_WRITTEN INSTRUCTION:_
Copy out every line in which the string "μντγ" occurs.

======== THE RECORDS ========

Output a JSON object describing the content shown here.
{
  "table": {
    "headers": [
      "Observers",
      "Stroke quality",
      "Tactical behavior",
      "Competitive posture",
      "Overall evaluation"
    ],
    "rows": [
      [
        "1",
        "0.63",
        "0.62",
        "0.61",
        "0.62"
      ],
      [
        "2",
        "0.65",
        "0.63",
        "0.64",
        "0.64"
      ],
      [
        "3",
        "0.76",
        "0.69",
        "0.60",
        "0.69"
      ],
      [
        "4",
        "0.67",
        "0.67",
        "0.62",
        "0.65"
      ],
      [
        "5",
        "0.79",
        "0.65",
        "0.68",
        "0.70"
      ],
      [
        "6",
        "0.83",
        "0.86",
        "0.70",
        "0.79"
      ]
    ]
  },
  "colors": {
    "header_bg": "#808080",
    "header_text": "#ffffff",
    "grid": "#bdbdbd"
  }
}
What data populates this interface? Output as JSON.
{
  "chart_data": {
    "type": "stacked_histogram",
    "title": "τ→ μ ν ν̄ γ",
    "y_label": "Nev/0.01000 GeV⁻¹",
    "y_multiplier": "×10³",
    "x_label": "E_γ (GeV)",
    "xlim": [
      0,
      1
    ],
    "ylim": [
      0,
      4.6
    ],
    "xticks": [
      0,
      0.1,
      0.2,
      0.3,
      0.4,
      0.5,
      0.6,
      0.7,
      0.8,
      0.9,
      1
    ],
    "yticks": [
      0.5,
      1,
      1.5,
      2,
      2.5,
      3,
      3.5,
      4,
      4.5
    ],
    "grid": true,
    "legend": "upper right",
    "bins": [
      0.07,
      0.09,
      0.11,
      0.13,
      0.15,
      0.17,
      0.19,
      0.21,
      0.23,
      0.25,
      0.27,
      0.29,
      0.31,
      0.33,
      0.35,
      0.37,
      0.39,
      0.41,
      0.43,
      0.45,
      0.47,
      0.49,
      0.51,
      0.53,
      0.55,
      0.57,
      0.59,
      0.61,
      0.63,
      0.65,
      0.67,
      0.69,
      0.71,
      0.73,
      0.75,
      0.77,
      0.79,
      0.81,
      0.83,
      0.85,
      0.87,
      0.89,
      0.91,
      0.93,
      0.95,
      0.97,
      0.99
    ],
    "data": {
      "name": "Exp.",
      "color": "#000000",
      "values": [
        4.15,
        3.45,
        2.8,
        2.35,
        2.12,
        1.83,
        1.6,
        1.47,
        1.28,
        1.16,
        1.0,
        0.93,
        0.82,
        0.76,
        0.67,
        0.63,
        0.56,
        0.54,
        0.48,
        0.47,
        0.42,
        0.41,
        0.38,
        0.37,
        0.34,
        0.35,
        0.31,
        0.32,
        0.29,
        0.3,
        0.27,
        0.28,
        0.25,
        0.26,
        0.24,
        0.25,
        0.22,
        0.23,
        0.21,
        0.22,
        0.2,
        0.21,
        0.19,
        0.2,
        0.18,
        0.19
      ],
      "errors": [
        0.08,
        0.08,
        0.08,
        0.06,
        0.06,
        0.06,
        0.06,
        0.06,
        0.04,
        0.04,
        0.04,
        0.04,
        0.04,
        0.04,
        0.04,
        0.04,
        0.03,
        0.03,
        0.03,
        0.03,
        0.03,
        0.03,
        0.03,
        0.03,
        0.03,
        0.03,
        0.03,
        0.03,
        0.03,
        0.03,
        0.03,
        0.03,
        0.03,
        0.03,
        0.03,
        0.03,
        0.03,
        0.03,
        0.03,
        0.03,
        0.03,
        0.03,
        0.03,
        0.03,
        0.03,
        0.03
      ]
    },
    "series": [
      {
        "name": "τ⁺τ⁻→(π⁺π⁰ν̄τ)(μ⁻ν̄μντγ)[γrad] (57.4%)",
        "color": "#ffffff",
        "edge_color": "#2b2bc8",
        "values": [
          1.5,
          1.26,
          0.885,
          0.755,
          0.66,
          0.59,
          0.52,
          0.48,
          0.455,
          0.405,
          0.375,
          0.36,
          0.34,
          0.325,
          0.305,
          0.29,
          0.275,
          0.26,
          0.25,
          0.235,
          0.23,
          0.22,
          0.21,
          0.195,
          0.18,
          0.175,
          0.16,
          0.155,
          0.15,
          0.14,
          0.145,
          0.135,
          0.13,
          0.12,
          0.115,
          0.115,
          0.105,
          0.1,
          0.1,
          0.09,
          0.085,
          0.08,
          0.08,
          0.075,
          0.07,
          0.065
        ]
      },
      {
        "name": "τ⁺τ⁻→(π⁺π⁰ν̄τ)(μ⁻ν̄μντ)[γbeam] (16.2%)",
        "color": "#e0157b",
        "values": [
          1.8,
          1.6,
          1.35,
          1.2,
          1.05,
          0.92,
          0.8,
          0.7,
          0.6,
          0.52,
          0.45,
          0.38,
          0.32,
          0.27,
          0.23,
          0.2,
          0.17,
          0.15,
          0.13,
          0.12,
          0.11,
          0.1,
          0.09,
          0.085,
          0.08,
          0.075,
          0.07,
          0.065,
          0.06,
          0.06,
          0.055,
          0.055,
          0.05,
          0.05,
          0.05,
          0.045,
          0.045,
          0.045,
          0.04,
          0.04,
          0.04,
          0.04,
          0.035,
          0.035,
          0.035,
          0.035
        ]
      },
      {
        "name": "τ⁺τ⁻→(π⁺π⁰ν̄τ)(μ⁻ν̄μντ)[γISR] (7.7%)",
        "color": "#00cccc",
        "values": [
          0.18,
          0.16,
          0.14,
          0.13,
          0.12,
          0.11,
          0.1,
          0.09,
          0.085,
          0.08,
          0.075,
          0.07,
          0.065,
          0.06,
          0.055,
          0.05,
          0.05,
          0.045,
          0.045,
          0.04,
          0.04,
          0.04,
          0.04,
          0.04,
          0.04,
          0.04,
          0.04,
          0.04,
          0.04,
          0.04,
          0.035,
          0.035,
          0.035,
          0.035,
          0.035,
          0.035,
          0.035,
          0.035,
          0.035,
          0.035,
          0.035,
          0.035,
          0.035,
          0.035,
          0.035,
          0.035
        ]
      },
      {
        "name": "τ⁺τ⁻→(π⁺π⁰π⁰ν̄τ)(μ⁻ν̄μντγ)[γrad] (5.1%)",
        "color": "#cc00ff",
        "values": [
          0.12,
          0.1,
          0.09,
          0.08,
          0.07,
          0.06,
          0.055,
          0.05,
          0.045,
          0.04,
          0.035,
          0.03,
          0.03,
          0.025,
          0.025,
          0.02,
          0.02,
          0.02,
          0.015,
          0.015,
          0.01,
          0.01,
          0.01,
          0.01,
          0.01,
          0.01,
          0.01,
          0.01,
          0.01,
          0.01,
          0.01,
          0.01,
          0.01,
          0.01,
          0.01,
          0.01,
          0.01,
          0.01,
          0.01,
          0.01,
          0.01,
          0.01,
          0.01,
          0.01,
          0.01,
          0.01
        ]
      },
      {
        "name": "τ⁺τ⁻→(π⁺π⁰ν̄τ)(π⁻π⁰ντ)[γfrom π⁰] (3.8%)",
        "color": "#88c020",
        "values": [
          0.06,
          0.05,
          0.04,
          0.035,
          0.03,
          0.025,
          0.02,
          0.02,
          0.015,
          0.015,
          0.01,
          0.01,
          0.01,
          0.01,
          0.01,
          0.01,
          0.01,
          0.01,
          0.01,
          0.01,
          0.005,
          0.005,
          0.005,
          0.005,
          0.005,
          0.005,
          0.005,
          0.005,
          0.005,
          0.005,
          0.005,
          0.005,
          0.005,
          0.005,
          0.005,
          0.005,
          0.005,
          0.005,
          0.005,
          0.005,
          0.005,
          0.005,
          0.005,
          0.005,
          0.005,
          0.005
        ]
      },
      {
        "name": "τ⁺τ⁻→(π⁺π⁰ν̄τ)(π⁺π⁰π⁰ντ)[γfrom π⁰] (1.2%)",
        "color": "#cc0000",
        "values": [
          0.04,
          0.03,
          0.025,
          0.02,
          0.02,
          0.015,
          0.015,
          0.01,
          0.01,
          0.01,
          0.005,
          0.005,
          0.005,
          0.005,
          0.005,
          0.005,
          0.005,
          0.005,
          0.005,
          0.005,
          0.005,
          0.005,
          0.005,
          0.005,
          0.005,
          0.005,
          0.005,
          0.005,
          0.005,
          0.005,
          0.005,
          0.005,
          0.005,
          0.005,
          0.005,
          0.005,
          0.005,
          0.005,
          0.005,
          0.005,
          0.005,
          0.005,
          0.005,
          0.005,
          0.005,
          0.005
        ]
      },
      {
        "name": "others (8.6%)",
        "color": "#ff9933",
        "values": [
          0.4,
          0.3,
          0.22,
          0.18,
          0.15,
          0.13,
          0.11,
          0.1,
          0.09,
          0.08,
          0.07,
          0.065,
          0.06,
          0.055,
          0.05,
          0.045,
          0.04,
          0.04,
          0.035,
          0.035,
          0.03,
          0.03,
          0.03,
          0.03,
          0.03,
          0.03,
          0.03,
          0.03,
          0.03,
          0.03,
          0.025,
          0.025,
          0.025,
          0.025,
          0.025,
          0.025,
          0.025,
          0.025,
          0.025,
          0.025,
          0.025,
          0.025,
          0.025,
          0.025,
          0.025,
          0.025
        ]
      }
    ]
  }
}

========

_THE RESPONSE:_
        "name": "τ⁺τ⁻→(π⁺π⁰ν̄τ)(μ⁻ν̄μντγ)[γrad] (57.4%)",
        "name": "τ⁺τ⁻→(π⁺π⁰π⁰ν̄τ)(μ⁻ν̄μντγ)[γrad] (5.1%)",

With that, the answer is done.